**MATERIAL PROVIDED:**
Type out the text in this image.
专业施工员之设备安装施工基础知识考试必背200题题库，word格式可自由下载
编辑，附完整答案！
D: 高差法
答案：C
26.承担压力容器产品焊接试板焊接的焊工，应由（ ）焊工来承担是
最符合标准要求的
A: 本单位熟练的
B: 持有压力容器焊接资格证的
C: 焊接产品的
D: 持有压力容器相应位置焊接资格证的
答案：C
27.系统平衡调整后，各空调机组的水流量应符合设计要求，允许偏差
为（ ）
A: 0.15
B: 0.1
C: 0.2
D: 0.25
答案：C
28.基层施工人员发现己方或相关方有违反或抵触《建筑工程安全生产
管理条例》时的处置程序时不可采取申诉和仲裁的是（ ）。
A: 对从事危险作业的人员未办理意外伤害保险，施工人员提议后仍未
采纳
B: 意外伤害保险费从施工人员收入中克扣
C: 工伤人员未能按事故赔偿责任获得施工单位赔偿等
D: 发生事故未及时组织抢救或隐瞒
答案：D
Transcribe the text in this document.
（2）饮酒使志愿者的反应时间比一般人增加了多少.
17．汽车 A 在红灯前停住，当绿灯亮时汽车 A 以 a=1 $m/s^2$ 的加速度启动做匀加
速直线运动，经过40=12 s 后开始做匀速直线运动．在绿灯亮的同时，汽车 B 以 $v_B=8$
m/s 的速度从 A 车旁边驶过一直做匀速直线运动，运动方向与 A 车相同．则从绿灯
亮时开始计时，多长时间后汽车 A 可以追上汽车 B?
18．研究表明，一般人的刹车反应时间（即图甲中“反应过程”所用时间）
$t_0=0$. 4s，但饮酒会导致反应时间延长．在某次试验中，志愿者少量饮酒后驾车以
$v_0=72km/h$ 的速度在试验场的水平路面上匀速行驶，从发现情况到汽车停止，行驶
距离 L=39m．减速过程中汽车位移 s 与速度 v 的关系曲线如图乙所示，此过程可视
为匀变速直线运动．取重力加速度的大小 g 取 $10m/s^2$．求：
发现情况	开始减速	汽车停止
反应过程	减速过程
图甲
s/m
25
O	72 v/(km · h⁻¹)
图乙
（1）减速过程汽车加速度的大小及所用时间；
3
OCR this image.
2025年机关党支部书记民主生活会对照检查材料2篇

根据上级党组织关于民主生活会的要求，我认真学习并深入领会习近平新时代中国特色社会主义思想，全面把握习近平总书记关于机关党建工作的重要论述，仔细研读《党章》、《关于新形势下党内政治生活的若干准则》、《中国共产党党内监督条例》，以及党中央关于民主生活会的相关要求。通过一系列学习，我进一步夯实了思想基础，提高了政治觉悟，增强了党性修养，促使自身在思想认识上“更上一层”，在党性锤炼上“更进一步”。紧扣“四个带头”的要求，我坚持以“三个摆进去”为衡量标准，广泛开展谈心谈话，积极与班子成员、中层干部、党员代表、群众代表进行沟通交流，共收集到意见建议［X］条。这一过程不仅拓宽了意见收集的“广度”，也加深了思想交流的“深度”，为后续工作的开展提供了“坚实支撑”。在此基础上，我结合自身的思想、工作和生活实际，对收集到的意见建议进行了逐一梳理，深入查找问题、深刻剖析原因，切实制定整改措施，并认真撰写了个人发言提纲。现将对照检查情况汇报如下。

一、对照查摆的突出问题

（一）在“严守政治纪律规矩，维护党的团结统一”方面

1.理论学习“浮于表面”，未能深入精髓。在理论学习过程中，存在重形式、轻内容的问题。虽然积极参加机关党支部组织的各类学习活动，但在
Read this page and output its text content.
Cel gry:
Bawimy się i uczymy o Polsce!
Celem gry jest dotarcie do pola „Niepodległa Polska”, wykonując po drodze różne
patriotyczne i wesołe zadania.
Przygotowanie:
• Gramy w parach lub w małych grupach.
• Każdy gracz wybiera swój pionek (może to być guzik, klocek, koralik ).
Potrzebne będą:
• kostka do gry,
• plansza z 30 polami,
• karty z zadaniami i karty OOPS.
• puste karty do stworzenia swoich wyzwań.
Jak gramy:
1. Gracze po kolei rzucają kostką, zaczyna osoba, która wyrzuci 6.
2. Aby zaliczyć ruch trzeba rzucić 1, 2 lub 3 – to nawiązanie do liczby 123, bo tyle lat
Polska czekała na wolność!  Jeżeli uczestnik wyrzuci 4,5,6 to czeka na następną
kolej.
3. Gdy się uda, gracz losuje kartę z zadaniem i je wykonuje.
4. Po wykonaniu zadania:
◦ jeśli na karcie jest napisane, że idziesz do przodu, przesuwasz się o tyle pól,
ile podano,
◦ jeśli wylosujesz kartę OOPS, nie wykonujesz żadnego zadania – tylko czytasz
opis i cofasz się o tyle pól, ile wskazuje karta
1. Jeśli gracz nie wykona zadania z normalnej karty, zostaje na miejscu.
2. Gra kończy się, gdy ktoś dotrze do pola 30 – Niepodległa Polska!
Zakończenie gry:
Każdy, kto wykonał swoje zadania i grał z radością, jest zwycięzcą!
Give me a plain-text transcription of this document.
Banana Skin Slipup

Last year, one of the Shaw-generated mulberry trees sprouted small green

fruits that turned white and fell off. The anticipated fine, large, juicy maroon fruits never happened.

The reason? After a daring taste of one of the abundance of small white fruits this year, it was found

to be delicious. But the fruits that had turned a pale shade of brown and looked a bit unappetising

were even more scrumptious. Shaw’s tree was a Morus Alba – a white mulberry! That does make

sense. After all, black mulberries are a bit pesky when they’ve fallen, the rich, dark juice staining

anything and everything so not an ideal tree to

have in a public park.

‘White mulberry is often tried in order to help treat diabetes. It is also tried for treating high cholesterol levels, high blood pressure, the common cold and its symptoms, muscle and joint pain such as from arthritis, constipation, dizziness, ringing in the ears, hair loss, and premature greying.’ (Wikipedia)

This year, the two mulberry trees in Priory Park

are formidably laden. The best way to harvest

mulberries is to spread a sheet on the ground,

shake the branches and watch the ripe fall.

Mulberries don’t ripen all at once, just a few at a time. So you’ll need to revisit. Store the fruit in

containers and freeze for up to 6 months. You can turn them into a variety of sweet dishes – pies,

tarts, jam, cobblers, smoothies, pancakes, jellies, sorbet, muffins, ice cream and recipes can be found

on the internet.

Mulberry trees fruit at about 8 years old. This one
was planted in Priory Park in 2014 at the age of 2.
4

**THE EXERCISE:** Identify each line of the material where the word "Niepodległa" shows up, and copy it.

**TASK RESULT:**
Celem gry jest dotarcie do pola „Niepodległa Polska”, wykonując po drodze różne
2. Gra kończy się, gdy ktoś dotrze do pola 30 – Niepodległa Polska!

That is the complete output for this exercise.